▶ _Extracted entries_
..............................

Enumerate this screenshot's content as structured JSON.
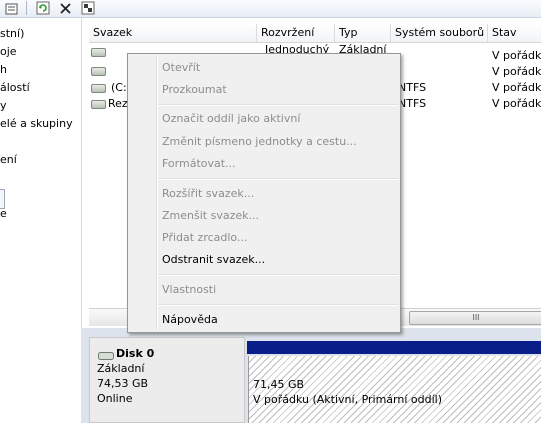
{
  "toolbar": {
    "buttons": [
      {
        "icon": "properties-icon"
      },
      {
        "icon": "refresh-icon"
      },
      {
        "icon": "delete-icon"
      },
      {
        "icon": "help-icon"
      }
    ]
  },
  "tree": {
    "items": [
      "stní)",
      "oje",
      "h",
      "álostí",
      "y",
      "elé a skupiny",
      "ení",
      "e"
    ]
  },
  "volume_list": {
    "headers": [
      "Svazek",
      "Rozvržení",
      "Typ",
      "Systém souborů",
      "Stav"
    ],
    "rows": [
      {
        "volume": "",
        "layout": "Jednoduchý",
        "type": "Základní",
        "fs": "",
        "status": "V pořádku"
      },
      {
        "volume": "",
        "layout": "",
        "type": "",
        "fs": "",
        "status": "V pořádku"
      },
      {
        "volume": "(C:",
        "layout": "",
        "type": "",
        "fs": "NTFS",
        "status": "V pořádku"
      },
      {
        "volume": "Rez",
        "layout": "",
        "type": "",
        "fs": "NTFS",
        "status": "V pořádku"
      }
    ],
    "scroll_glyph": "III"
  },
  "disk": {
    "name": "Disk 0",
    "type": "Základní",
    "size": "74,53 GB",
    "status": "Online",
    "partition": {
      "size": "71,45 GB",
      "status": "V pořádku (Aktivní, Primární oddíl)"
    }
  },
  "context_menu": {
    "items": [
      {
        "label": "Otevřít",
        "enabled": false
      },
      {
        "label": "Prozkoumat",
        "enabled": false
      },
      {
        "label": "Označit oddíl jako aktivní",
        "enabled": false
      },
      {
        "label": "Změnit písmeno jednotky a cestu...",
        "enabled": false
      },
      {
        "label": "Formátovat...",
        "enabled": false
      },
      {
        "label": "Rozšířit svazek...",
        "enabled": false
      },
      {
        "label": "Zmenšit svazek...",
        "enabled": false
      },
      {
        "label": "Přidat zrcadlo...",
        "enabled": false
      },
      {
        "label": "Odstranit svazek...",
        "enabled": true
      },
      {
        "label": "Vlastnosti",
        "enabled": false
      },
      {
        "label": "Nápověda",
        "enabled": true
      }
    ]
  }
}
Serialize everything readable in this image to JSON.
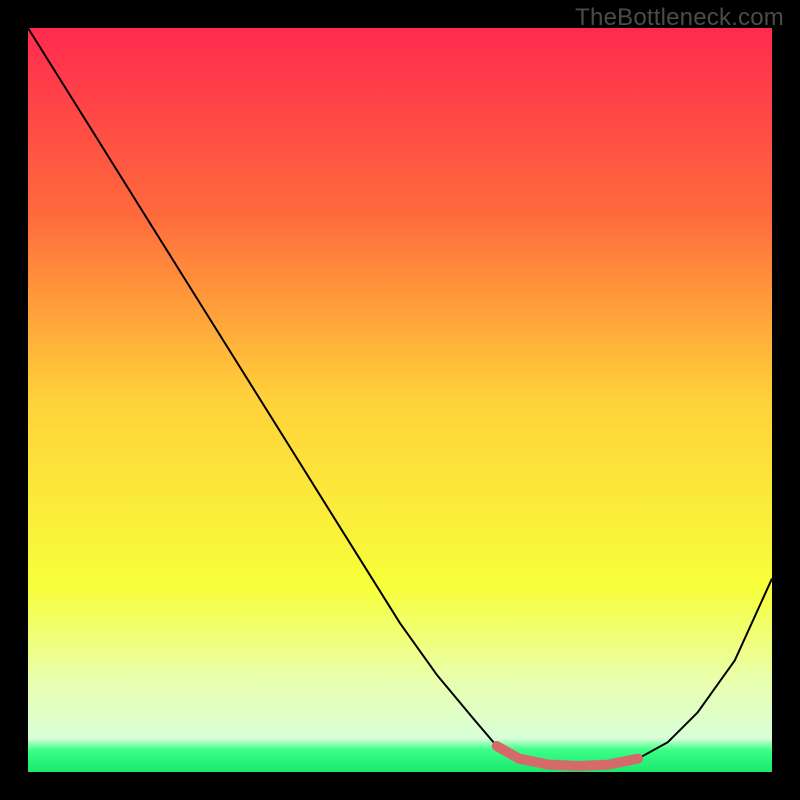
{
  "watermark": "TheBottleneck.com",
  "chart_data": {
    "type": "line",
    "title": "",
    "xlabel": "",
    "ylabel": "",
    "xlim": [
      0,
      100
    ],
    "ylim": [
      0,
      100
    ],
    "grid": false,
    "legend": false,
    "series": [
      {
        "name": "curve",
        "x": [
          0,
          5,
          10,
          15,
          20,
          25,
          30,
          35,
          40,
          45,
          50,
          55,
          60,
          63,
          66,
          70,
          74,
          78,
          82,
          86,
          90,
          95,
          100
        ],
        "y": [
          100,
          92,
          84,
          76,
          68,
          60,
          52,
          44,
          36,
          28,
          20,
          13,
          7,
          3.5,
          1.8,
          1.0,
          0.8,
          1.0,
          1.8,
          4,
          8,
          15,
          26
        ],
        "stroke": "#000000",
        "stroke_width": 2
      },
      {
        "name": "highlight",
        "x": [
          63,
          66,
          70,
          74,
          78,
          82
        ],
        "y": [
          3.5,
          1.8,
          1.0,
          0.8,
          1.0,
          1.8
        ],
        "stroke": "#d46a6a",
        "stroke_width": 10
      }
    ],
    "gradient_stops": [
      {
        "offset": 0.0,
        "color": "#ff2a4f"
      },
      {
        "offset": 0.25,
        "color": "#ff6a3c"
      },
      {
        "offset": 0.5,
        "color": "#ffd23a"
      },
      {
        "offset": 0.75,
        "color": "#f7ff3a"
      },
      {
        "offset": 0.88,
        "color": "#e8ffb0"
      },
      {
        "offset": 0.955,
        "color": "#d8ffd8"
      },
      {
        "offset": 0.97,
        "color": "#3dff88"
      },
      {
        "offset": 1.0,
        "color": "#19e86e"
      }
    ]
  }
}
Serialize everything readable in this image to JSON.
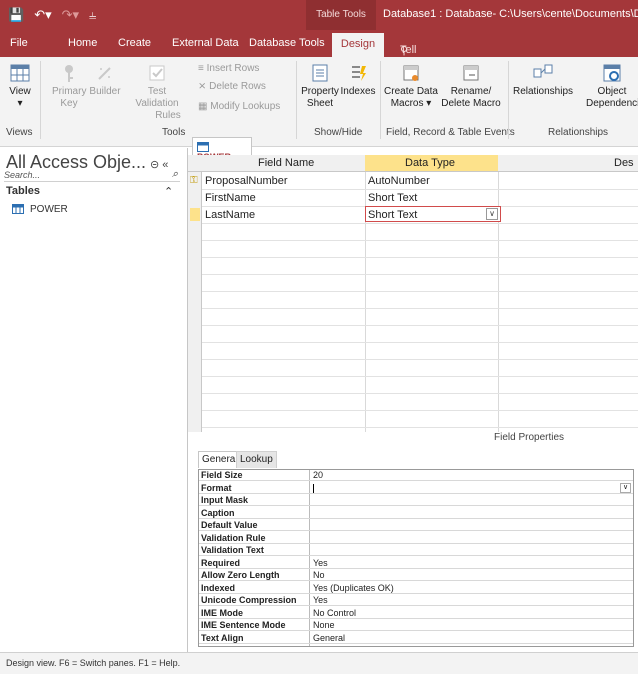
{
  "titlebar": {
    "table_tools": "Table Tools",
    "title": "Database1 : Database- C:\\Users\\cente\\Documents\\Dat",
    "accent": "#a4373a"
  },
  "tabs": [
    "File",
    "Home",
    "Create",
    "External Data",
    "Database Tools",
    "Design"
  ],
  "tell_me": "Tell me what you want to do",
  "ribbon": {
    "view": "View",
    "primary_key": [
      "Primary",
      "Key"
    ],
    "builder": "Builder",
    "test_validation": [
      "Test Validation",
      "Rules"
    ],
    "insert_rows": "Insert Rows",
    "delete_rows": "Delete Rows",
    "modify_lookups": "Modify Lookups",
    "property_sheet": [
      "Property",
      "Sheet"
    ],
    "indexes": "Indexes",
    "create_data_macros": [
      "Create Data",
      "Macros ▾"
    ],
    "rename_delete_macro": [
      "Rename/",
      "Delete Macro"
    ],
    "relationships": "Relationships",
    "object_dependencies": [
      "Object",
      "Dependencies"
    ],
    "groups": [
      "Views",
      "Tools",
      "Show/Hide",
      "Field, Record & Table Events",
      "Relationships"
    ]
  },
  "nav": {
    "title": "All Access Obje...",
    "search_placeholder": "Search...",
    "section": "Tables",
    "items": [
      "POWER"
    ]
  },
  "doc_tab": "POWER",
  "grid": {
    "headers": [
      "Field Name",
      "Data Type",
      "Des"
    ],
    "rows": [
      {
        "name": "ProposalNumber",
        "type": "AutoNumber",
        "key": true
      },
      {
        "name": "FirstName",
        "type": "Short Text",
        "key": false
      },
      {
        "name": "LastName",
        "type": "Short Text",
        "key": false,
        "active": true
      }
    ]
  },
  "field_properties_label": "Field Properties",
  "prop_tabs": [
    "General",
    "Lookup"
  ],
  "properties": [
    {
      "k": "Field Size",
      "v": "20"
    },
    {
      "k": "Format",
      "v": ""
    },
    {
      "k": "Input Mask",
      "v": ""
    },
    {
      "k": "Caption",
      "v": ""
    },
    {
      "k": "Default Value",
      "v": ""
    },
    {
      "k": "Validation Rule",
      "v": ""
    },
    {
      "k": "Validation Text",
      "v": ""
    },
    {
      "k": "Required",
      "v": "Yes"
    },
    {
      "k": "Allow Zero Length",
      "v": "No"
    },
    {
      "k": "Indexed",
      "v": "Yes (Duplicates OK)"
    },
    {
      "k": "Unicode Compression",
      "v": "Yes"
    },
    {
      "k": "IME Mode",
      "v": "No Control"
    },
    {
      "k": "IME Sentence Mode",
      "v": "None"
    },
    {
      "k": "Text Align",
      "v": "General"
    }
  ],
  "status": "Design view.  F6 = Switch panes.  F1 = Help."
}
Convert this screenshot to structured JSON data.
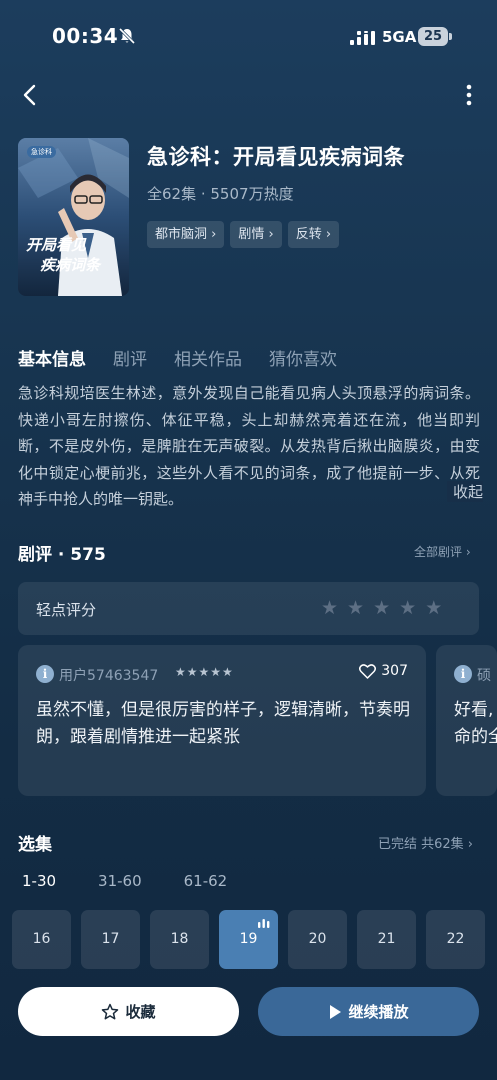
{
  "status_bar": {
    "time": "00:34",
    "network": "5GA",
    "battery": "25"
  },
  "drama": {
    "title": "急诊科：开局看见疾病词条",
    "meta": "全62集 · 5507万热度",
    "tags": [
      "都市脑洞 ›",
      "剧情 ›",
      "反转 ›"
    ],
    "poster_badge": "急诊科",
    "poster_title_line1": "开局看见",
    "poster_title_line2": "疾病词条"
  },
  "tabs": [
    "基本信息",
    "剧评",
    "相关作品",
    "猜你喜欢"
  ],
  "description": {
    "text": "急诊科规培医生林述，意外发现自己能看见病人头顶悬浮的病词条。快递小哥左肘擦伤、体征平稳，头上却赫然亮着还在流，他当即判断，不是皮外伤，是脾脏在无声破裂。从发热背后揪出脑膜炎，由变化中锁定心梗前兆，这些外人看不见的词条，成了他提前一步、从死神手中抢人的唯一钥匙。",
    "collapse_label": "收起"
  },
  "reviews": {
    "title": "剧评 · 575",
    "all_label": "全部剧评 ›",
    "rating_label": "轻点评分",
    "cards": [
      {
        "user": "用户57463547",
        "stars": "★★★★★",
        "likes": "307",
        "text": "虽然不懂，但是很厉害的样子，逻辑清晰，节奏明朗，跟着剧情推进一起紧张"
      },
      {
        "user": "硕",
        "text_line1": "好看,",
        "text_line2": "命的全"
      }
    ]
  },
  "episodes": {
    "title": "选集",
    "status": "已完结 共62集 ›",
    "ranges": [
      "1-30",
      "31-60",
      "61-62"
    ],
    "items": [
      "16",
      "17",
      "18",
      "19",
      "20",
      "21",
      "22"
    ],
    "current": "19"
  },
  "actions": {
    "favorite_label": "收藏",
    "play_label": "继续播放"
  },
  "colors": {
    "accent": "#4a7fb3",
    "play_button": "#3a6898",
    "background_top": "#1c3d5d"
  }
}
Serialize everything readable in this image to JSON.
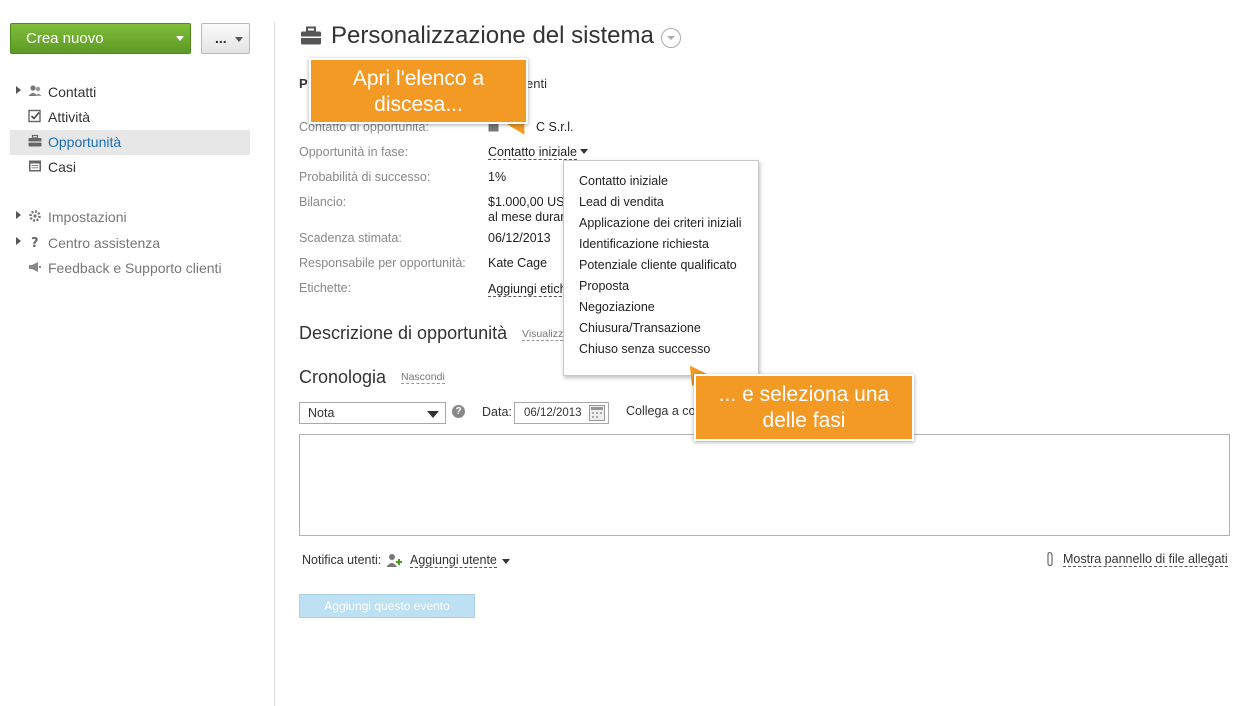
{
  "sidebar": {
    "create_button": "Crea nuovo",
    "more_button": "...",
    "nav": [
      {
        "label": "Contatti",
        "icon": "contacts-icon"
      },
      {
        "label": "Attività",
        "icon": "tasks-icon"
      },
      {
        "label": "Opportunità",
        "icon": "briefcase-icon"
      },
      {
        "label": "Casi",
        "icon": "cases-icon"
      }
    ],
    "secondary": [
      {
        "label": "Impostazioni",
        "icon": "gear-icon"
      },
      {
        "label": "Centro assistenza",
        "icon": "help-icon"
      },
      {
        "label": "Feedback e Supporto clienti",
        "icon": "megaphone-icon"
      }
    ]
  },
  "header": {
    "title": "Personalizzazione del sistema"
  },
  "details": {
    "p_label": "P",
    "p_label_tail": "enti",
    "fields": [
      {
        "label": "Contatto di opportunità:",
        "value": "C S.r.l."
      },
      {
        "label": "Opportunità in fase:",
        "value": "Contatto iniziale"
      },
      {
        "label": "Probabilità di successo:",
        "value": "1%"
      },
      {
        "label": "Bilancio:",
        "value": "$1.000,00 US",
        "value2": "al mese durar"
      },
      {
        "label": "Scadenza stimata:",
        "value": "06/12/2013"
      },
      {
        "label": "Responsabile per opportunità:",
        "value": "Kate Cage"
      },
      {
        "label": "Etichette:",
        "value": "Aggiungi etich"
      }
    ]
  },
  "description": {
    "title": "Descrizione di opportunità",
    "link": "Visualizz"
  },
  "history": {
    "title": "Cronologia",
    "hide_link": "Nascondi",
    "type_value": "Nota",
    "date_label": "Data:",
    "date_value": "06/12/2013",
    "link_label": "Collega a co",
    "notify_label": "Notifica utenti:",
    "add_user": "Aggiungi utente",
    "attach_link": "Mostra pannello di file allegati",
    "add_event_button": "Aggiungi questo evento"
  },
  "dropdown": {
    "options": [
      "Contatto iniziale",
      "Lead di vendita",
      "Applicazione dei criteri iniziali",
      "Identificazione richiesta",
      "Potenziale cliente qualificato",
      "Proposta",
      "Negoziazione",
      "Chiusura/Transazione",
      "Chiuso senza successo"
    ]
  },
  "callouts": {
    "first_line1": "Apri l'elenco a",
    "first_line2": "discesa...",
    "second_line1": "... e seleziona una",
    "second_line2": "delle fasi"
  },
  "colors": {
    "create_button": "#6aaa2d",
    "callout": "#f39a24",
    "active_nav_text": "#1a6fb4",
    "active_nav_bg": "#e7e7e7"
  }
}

..............................

Collect the lines of the data that carry the word "Contatto".

▶ _Final result_
        "label": "Contatto di opportunità:",
        "value": "Contatto iniziale"
      "Contatto iniziale",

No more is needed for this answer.